Saved data entries
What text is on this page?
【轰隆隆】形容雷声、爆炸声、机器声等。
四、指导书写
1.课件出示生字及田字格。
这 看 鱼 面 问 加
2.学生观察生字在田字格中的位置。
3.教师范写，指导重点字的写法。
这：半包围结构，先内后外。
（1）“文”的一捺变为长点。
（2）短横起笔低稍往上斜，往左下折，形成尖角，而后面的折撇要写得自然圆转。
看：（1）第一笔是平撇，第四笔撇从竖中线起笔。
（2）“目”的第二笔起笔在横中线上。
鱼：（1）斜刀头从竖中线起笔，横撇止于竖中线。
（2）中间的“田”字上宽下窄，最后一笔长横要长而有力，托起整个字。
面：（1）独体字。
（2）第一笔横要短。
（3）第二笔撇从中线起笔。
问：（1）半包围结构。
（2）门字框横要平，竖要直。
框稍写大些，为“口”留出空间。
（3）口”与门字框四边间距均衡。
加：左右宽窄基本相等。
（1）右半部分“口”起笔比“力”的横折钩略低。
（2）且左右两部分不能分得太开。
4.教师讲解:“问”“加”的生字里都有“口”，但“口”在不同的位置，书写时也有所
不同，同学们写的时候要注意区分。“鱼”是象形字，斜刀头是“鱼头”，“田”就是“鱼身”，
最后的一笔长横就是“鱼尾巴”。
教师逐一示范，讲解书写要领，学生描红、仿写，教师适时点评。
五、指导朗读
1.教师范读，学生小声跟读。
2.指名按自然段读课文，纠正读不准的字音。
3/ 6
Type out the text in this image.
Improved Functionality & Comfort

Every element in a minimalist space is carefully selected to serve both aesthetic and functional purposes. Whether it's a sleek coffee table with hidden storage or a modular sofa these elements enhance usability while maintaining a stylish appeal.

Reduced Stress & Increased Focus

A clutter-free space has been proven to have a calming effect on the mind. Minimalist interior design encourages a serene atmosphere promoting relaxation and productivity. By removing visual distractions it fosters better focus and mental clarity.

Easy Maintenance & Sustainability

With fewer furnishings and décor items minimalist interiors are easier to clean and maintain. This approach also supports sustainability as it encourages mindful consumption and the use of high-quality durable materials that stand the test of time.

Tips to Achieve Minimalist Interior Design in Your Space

*EXERCISE DIRECTIONS*
Copy every line of the records word for word.

*EXERCISE SOLUTION*
What text is on this page?
【轰隆隆】形容雷声、爆炸声、机器声等。
四、指导书写
1.课件出示生字及田字格。
这 看 鱼 面 问 加
2.学生观察生字在田字格中的位置。
3.教师范写，指导重点字的写法。
这：半包围结构，先内后外。
（1）“文”的一捺变为长点。
（2）短横起笔低稍往上斜，往左下折，形成尖角，而后面的折撇要写得自然圆转。
看：（1）第一笔是平撇，第四笔撇从竖中线起笔。
（2）“目”的第二笔起笔在横中线上。
鱼：（1）斜刀头从竖中线起笔，横撇止于竖中线。
（2）中间的“田”字上宽下窄，最后一笔长横要长而有力，托起整个字。
面：（1）独体字。
（2）第一笔横要短。
（3）第二笔撇从中线起笔。
问：（1）半包围结构。
（2）门字框横要平，竖要直。
框稍写大些，为“口”留出空间。
（3）口”与门字框四边间距均衡。
加：左右宽窄基本相等。
（1）右半部分“口”起笔比“力”的横折钩略低。
（2）且左右两部分不能分得太开。
4.教师讲解:“问”“加”的生字里都有“口”，但“口”在不同的位置，书写时也有所
不同，同学们写的时候要注意区分。“鱼”是象形字，斜刀头是“鱼头”，“田”就是“鱼身”，
最后的一笔长横就是“鱼尾巴”。
教师逐一示范，讲解书写要领，学生描红、仿写，教师适时点评。
五、指导朗读
1.教师范读，学生小声跟读。
2.指名按自然段读课文，纠正读不准的字音。
3/ 6
Type out the text in this image.
Improved Functionality & Comfort

Every element in a minimalist space is carefully selected to serve both aesthetic and functional purposes. Whether it's a sleek coffee table with hidden storage or a modular sofa these elements enhance usability while maintaining a stylish appeal.

Reduced Stress & Increased Focus

A clutter-free space has been proven to have a calming effect on the mind. Minimalist interior design encourages a serene atmosphere promoting relaxation and productivity. By removing visual distractions it fosters better focus and mental clarity.

Easy Maintenance & Sustainability

With fewer furnishings and décor items minimalist interiors are easier to clean and maintain. This approach also supports sustainability as it encourages mindful consumption and the use of high-quality durable materials that stand the test of time.

Tips to Achieve Minimalist Interior Design in Your Space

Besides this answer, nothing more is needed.